TASK TO COMPLETE: Extract the lines of the listing from the one containing "profile-bio: 📊Full-time crypto" through the one containing "avatar-image [24, 173, 164, 313]", reproducing each line without any change.

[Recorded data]

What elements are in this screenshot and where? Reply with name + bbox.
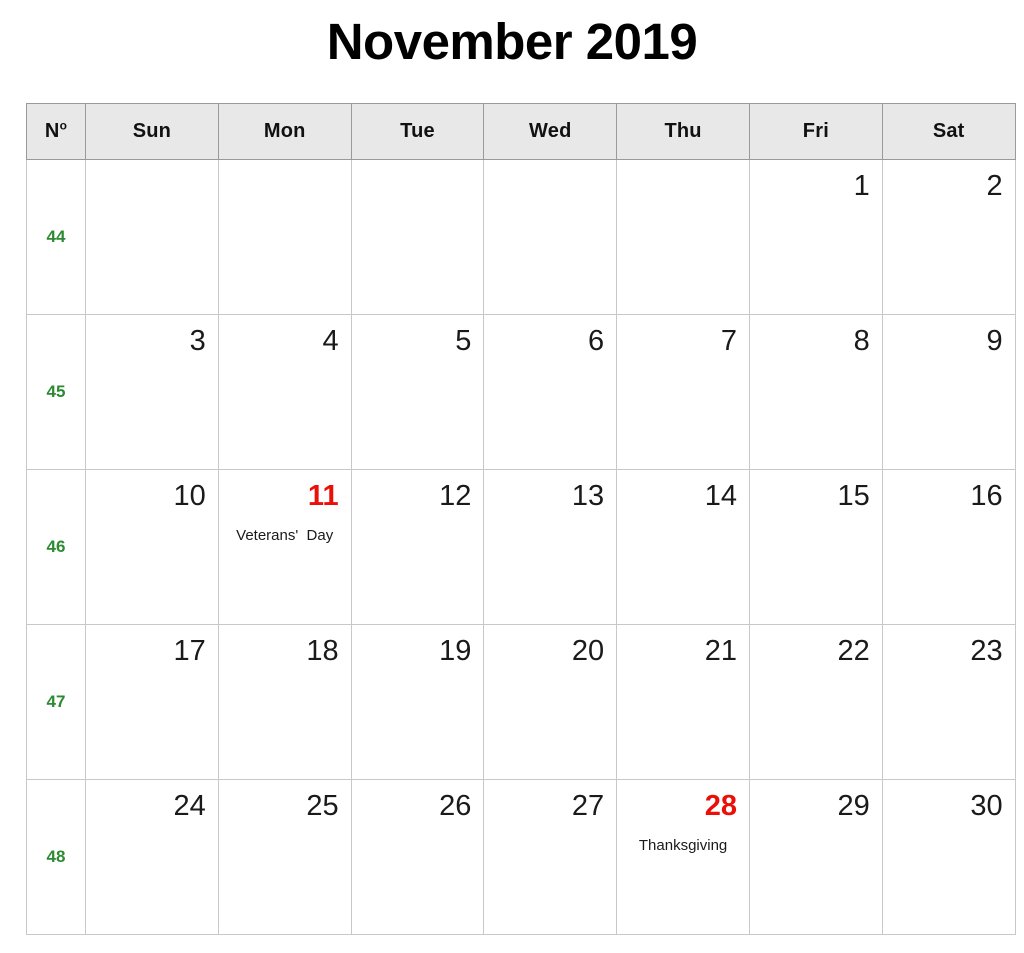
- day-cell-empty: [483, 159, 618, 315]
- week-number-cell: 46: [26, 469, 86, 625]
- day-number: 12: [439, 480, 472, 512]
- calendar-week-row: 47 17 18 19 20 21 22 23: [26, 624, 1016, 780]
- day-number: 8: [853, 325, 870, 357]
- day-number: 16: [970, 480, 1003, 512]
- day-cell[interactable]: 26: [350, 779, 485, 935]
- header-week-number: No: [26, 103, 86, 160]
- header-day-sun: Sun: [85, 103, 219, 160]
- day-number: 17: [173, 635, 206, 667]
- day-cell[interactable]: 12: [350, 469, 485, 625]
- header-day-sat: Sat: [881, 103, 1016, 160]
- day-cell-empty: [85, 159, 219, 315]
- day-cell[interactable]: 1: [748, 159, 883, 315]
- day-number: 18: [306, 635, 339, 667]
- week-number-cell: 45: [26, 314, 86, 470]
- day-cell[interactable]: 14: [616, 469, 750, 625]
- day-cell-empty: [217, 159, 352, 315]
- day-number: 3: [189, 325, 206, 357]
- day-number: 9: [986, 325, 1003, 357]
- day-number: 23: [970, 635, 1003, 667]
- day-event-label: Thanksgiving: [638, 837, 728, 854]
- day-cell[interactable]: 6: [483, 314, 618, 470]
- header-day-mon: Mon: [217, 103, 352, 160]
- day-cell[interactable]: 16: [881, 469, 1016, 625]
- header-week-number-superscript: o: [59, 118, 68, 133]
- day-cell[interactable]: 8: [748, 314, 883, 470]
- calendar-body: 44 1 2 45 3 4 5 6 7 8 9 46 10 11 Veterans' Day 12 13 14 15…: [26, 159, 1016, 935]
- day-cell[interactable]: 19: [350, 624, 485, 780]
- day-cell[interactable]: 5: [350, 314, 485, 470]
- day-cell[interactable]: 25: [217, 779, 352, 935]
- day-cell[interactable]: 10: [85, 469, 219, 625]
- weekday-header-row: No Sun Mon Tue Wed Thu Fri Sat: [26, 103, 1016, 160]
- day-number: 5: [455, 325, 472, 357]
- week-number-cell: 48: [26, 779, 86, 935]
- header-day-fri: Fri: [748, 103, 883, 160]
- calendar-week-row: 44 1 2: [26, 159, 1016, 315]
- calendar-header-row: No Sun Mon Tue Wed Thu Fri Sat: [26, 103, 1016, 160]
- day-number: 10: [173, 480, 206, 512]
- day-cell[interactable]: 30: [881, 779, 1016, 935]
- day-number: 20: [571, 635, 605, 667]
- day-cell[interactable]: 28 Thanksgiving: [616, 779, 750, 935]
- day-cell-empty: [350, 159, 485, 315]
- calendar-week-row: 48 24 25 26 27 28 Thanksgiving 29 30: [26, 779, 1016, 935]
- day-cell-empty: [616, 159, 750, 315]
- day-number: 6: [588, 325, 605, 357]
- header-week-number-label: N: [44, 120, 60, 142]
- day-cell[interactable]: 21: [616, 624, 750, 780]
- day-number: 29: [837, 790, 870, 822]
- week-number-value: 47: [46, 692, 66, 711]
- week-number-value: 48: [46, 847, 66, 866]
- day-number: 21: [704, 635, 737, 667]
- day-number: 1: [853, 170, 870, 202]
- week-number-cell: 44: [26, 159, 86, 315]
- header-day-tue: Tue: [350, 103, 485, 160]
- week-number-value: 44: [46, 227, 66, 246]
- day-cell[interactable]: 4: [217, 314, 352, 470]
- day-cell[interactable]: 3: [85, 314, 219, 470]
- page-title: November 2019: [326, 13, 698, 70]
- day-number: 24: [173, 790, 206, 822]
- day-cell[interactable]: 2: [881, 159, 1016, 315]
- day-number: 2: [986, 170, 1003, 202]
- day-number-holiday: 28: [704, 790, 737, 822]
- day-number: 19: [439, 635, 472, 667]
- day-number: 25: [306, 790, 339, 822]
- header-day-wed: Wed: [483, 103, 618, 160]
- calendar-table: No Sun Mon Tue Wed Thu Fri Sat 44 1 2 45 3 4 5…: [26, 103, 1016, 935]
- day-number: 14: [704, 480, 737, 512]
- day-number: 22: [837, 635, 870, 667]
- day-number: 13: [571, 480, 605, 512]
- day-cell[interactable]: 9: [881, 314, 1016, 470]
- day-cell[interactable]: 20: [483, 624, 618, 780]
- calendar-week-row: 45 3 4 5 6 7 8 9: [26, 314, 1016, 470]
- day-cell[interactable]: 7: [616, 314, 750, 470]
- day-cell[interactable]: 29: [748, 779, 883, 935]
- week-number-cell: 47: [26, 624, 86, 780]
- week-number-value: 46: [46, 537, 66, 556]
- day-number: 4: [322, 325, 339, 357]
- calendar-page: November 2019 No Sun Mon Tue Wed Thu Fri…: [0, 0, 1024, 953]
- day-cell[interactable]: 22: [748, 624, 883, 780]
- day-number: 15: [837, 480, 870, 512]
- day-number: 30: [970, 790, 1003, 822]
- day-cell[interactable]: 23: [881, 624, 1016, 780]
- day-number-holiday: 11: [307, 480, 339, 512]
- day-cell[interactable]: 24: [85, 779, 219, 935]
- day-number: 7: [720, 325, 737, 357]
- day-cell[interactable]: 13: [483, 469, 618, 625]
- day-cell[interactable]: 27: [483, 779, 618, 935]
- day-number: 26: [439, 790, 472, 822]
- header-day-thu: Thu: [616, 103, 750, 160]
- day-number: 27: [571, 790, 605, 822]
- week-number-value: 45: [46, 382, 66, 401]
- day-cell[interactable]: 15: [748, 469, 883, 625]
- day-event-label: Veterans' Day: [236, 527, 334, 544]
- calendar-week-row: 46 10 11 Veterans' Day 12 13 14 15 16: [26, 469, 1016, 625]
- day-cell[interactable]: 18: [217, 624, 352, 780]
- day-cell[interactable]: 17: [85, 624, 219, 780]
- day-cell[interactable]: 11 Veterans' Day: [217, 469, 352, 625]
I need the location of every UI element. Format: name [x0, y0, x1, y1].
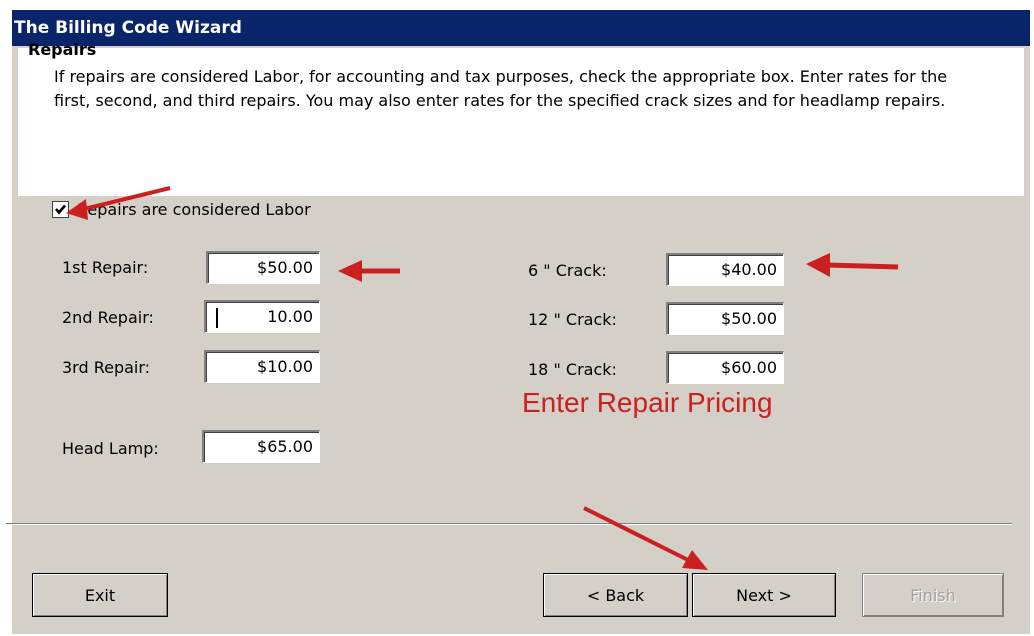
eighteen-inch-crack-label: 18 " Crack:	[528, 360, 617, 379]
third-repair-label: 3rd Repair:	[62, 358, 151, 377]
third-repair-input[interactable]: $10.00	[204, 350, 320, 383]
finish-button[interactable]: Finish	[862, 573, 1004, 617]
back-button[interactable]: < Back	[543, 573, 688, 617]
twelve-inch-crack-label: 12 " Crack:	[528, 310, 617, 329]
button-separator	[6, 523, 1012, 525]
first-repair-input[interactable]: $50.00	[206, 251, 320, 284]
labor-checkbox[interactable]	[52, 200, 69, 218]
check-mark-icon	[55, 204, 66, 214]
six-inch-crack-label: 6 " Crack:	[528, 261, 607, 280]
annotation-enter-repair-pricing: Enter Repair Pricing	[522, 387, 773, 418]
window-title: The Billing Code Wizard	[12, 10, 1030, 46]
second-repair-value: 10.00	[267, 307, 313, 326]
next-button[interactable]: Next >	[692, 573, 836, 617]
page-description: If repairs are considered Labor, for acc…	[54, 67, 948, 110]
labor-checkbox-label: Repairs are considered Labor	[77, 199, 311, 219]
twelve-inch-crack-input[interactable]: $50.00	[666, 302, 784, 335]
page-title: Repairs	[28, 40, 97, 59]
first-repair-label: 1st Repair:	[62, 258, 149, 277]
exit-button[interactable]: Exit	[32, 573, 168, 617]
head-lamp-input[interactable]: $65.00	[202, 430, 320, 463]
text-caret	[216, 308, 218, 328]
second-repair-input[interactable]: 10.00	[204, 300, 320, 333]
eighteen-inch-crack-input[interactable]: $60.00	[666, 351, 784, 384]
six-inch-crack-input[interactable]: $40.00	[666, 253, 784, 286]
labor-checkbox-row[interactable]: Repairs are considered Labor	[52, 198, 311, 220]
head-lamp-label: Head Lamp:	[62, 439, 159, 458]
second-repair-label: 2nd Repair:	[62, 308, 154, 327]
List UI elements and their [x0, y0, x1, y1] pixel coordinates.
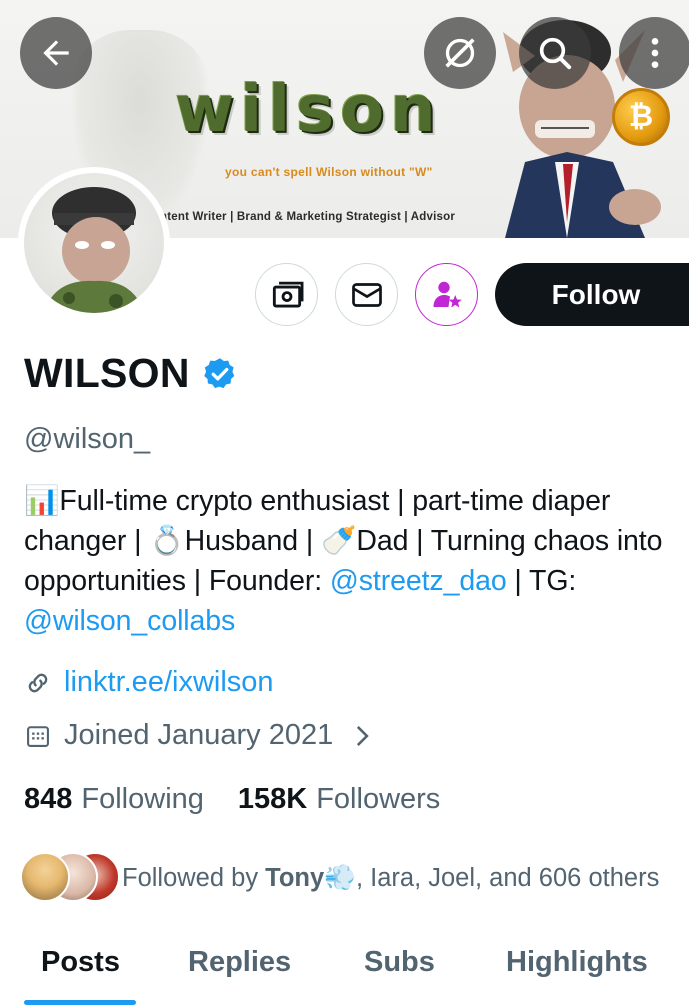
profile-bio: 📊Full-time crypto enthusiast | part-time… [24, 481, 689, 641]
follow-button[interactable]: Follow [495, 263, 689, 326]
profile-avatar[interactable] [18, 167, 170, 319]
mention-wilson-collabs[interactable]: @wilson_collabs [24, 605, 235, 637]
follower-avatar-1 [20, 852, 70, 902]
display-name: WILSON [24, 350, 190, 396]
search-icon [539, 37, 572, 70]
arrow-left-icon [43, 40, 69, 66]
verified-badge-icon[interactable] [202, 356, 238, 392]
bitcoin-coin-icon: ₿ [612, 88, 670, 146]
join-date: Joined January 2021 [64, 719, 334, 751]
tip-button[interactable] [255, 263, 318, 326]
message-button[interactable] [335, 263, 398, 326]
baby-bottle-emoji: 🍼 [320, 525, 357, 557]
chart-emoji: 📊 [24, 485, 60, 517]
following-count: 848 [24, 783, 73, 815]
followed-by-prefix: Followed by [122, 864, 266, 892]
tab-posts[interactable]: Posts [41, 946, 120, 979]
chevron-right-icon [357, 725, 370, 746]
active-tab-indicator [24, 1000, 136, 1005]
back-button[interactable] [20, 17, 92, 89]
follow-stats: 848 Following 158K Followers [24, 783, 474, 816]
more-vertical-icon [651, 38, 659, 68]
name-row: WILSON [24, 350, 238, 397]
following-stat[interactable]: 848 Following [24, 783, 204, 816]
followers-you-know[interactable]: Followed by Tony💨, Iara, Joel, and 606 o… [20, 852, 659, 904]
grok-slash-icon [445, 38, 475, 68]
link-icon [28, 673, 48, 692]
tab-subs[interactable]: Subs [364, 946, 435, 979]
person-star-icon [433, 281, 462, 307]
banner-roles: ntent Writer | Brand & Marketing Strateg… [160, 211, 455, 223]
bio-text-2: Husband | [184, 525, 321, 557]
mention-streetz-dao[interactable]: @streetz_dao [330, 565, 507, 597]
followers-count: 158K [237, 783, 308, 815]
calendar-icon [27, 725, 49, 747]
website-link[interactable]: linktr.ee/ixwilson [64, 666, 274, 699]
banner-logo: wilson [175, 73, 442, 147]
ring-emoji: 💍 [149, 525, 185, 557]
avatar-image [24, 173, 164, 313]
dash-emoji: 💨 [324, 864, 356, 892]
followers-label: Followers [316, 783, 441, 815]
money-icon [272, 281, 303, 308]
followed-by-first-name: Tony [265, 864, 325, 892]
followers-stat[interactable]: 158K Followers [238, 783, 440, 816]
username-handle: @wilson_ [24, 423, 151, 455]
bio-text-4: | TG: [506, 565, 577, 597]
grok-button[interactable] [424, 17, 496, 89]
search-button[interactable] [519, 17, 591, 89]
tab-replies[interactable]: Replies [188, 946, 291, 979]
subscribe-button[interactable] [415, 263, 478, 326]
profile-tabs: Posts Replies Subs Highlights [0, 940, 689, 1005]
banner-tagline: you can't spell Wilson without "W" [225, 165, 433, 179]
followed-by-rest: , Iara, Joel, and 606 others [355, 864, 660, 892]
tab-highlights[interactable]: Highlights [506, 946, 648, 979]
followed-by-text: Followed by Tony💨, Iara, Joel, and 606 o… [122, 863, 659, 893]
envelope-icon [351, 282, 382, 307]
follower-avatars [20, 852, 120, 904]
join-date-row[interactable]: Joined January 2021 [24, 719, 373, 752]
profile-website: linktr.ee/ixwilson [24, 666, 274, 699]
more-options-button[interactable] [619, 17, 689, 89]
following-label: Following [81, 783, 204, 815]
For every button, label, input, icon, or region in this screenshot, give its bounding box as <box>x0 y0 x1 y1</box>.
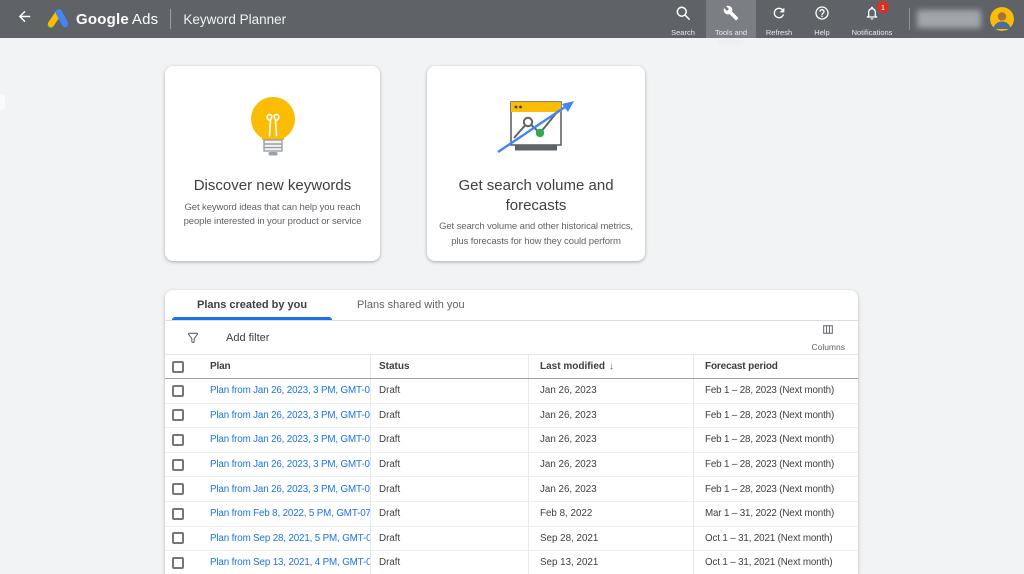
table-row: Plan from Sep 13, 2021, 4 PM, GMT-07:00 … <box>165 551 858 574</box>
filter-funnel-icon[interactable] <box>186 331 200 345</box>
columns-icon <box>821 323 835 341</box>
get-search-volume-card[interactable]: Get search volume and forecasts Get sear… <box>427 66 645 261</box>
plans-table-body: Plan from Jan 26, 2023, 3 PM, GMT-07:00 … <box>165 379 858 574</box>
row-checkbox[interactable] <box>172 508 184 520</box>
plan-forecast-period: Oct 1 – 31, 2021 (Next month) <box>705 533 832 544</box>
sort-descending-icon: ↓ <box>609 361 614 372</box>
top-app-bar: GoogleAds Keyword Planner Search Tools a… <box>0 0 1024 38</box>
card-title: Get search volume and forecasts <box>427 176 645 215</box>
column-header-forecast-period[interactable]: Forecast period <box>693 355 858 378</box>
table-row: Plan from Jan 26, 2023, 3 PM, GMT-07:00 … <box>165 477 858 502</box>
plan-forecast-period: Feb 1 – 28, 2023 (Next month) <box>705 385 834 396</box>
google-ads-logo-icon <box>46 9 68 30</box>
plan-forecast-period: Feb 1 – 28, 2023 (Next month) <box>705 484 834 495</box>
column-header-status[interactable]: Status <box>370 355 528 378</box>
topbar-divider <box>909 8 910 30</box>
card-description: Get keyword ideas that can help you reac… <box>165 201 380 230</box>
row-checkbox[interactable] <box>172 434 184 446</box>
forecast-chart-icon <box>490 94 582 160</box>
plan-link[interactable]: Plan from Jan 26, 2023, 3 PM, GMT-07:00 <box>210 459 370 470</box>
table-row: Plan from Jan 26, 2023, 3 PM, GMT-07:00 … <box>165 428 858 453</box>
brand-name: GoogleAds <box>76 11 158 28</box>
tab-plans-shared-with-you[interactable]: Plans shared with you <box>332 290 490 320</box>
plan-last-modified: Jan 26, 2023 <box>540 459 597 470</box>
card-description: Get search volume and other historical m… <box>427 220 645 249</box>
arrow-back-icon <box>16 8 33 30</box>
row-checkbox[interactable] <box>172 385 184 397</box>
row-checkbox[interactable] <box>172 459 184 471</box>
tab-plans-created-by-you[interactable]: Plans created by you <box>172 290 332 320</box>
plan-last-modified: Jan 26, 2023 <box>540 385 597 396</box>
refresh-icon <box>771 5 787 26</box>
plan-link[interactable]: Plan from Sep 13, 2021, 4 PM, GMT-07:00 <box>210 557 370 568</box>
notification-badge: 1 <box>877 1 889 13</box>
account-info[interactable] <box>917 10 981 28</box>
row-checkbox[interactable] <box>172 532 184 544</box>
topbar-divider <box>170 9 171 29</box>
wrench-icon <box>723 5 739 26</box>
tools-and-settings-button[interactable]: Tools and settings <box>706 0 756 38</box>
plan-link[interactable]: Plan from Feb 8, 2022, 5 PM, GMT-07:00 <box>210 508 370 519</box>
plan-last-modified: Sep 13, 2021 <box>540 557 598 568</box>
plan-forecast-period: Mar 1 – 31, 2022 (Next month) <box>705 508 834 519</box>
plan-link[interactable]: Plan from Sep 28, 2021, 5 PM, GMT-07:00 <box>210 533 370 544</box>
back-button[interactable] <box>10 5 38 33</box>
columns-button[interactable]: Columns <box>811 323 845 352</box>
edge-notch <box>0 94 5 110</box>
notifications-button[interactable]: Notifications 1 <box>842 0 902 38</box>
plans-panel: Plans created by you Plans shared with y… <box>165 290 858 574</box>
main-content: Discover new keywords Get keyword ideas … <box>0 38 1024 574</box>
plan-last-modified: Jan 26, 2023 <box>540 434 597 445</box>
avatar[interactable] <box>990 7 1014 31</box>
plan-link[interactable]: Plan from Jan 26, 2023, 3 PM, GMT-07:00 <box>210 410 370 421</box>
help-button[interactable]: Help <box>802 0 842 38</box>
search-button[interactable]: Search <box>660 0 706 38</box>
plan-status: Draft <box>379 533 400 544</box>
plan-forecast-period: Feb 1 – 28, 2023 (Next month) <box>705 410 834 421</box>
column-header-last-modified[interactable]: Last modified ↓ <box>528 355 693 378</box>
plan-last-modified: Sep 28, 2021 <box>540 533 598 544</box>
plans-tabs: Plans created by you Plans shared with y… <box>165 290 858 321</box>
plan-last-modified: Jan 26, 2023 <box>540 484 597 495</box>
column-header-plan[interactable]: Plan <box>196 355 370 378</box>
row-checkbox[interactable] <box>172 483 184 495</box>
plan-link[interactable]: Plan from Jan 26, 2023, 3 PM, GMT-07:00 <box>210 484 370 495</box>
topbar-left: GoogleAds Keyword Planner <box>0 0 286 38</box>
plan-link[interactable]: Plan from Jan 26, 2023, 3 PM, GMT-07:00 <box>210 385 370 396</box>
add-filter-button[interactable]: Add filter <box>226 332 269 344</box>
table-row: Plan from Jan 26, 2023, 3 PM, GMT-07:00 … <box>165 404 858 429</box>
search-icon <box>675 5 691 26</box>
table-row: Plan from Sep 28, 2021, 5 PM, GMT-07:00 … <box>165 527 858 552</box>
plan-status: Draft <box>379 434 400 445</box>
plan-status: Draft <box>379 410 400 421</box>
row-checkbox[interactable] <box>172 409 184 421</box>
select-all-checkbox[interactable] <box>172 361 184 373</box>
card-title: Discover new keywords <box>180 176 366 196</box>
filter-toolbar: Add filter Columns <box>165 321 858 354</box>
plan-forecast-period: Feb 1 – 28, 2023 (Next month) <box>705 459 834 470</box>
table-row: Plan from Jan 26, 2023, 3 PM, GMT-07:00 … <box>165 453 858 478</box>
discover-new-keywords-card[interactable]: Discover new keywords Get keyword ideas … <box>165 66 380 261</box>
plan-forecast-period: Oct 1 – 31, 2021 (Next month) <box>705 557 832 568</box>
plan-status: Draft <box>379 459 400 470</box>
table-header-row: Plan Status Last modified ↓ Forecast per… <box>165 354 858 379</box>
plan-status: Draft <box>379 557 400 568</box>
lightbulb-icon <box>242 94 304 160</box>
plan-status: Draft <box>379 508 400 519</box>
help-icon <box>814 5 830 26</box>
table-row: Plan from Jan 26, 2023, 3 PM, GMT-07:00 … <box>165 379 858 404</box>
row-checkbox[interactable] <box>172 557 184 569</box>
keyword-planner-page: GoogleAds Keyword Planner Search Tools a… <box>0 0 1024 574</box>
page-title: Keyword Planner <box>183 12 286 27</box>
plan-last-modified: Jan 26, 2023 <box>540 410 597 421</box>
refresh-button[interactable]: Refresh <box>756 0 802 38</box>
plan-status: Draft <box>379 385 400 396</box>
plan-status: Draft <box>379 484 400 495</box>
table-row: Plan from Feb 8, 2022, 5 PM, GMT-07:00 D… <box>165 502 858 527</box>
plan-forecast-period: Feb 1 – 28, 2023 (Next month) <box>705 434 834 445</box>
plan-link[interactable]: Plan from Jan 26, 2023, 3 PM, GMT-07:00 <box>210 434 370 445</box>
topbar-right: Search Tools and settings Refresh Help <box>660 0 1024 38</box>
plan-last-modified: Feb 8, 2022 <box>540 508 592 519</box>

EXERCISE SOLUTION:
profile-bio: 📊Full-time crypto enthusiast | part-time… [24, 481, 689, 641]
follow-button[interactable]: Follow [495, 263, 689, 326]
profile-avatar[interactable] [18, 167, 170, 319]
mention-wilson-collabs[interactable]: @wilson_collabs [24, 605, 235, 637]
follower-avatar-1 [20, 852, 70, 902]
display-name: WILSON [24, 350, 190, 396]
search-icon [539, 37, 572, 70]
arrow-left-icon [43, 40, 69, 66]
verified-badge-icon[interactable] [202, 356, 238, 392]
bitcoin-coin-icon: ₿ [612, 88, 670, 146]
join-date: Joined January 2021 [64, 719, 334, 751]
tip-button[interactable] [255, 263, 318, 326]
message-button[interactable] [335, 263, 398, 326]
baby-bottle-emoji: 🍼 [320, 525, 357, 557]
chart-emoji: 📊 [24, 485, 60, 517]
following-count: 848 [24, 783, 73, 815]
followed-by-prefix: Followed by [122, 864, 266, 892]
tab-posts[interactable]: Posts [41, 946, 120, 979]
chevron-right-icon [357, 725, 370, 746]
active-tab-indicator [24, 1000, 136, 1005]
back-button[interactable] [20, 17, 92, 89]
follow-stats: 848 Following 158K Followers [24, 783, 474, 816]
more-vertical-icon [651, 38, 659, 68]
name-row: WILSON [24, 350, 238, 397]
following-stat[interactable]: 848 Following [24, 783, 204, 816]
followers-you-know[interactable]: Followed by Tony💨, Iara, Joel, and 606 o… [20, 852, 659, 904]
grok-slash-icon [445, 38, 475, 68]
link-icon [28, 673, 48, 692]
tab-subs[interactable]: Subs [364, 946, 435, 979]
person-star-icon [433, 281, 462, 307]
banner-roles: ntent Writer | Brand & Marketing Strateg… [160, 211, 455, 223]
bio-text-2: Husband | [184, 525, 321, 557]
mention-streetz-dao[interactable]: @streetz_dao [330, 565, 507, 597]
followers-count: 158K [237, 783, 308, 815]
calendar-icon [27, 725, 49, 747]
website-link[interactable]: linktr.ee/ixwilson [64, 666, 274, 699]
banner-logo: wilson [175, 73, 442, 147]
ring-emoji: 💍 [149, 525, 185, 557]
avatar-image [24, 173, 164, 313]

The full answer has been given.